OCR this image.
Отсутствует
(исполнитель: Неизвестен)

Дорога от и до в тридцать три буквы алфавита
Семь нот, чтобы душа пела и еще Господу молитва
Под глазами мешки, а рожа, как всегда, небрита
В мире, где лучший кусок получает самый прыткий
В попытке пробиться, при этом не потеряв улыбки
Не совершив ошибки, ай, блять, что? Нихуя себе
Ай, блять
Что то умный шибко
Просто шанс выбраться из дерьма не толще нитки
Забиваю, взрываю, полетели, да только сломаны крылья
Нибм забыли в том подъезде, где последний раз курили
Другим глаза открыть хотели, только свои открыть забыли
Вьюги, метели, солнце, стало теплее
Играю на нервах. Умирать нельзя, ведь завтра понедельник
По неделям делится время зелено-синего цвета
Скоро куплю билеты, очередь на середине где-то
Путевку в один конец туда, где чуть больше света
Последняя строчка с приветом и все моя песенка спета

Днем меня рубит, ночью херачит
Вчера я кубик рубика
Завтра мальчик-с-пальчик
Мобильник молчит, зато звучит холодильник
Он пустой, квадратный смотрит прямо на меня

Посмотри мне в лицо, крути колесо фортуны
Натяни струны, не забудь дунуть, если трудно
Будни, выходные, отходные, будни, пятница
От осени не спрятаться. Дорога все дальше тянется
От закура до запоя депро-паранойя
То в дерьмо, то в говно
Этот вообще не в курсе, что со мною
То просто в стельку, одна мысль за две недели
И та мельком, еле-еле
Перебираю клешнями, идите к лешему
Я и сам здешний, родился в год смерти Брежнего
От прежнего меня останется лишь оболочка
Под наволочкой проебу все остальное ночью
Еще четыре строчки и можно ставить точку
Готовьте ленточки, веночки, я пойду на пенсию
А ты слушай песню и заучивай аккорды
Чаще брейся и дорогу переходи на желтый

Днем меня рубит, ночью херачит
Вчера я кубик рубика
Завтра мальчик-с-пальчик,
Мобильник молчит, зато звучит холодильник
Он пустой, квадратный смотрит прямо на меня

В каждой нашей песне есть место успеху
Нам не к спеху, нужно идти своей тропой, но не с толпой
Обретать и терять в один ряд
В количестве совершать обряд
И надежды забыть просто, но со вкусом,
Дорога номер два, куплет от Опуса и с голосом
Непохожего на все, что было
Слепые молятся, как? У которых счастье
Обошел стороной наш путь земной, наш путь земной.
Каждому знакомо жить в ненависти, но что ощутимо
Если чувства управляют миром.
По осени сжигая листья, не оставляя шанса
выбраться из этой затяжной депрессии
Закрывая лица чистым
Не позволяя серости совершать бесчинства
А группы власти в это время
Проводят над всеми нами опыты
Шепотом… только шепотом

----------

● **What the task asks**
Go through the records line by line and count those containing the string "один". Give only the total.

● **Answer for the task**
2